REQUIREMENT → Pictures do not belong in the copy; restate the records below word for word.

== == ==

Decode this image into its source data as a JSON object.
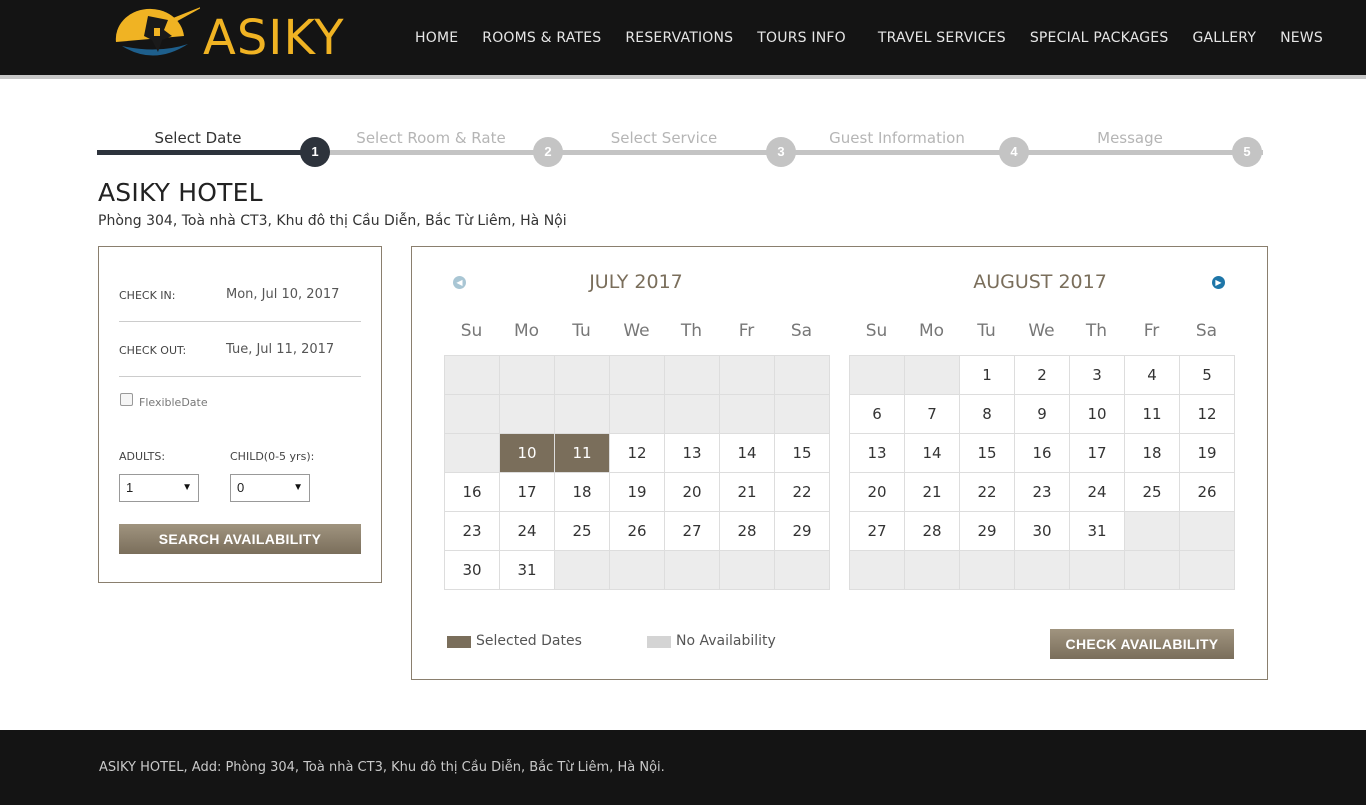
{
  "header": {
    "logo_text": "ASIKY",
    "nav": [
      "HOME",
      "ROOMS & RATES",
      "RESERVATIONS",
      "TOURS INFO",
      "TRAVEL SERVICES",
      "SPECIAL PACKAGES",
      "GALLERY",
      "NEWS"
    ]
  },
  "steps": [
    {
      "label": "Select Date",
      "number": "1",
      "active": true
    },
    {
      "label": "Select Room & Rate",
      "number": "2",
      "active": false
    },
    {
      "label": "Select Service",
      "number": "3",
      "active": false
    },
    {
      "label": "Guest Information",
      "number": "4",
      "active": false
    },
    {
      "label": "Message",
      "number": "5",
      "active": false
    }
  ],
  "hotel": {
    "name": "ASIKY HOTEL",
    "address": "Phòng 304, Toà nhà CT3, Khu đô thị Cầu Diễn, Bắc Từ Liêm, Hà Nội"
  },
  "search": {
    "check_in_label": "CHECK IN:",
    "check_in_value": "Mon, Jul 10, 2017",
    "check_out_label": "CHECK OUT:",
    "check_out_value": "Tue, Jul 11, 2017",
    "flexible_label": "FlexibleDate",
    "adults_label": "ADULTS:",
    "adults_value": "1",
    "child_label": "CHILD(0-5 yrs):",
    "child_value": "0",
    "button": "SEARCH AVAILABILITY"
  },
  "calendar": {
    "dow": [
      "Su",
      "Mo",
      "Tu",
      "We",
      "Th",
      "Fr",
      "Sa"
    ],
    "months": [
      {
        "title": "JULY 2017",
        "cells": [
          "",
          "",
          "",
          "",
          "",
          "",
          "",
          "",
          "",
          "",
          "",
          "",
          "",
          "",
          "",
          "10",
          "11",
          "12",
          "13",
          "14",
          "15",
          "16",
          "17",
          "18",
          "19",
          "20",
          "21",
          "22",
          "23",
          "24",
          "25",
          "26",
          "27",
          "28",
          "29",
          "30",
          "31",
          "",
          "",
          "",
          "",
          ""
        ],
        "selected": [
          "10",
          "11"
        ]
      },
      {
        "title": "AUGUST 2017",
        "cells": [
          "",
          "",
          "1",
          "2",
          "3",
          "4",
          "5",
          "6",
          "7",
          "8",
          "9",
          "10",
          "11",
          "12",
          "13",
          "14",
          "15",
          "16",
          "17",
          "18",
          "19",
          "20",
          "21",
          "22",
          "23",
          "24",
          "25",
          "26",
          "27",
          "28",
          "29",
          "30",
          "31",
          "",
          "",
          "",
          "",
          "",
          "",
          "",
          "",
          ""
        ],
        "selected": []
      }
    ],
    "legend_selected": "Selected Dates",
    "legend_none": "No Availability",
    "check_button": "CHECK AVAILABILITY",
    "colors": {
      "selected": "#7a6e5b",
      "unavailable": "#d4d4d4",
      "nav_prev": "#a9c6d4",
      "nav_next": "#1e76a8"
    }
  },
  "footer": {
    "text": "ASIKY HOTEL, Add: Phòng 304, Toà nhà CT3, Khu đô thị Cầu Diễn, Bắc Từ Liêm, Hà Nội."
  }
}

== == ==

REPLY TO THE EXERCISE →
Decode this image into its source data as a JSON object.
{
  "header": {
    "logo_text": "ASIKY",
    "nav": [
      "HOME",
      "ROOMS & RATES",
      "RESERVATIONS",
      "TOURS INFO",
      "TRAVEL SERVICES",
      "SPECIAL PACKAGES",
      "GALLERY",
      "NEWS"
    ]
  },
  "steps": [
    {
      "label": "Select Date",
      "number": "1",
      "active": true
    },
    {
      "label": "Select Room & Rate",
      "number": "2",
      "active": false
    },
    {
      "label": "Select Service",
      "number": "3",
      "active": false
    },
    {
      "label": "Guest Information",
      "number": "4",
      "active": false
    },
    {
      "label": "Message",
      "number": "5",
      "active": false
    }
  ],
  "hotel": {
    "name": "ASIKY HOTEL",
    "address": "Phòng 304, Toà nhà CT3, Khu đô thị Cầu Diễn, Bắc Từ Liêm, Hà Nội"
  },
  "search": {
    "check_in_label": "CHECK IN:",
    "check_in_value": "Mon, Jul 10, 2017",
    "check_out_label": "CHECK OUT:",
    "check_out_value": "Tue, Jul 11, 2017",
    "flexible_label": "FlexibleDate",
    "adults_label": "ADULTS:",
    "adults_value": "1",
    "child_label": "CHILD(0-5 yrs):",
    "child_value": "0",
    "button": "SEARCH AVAILABILITY"
  },
  "calendar": {
    "dow": [
      "Su",
      "Mo",
      "Tu",
      "We",
      "Th",
      "Fr",
      "Sa"
    ],
    "months": [
      {
        "title": "JULY 2017",
        "cells": [
          "",
          "",
          "",
          "",
          "",
          "",
          "",
          "",
          "",
          "",
          "",
          "",
          "",
          "",
          "",
          "10",
          "11",
          "12",
          "13",
          "14",
          "15",
          "16",
          "17",
          "18",
          "19",
          "20",
          "21",
          "22",
          "23",
          "24",
          "25",
          "26",
          "27",
          "28",
          "29",
          "30",
          "31",
          "",
          "",
          "",
          "",
          ""
        ],
        "selected": [
          "10",
          "11"
        ]
      },
      {
        "title": "AUGUST 2017",
        "cells": [
          "",
          "",
          "1",
          "2",
          "3",
          "4",
          "5",
          "6",
          "7",
          "8",
          "9",
          "10",
          "11",
          "12",
          "13",
          "14",
          "15",
          "16",
          "17",
          "18",
          "19",
          "20",
          "21",
          "22",
          "23",
          "24",
          "25",
          "26",
          "27",
          "28",
          "29",
          "30",
          "31",
          "",
          "",
          "",
          "",
          "",
          "",
          "",
          "",
          ""
        ],
        "selected": []
      }
    ],
    "legend_selected": "Selected Dates",
    "legend_none": "No Availability",
    "check_button": "CHECK AVAILABILITY",
    "colors": {
      "selected": "#7a6e5b",
      "unavailable": "#d4d4d4",
      "nav_prev": "#a9c6d4",
      "nav_next": "#1e76a8"
    }
  },
  "footer": {
    "text": "ASIKY HOTEL, Add: Phòng 304, Toà nhà CT3, Khu đô thị Cầu Diễn, Bắc Từ Liêm, Hà Nội."
  }
}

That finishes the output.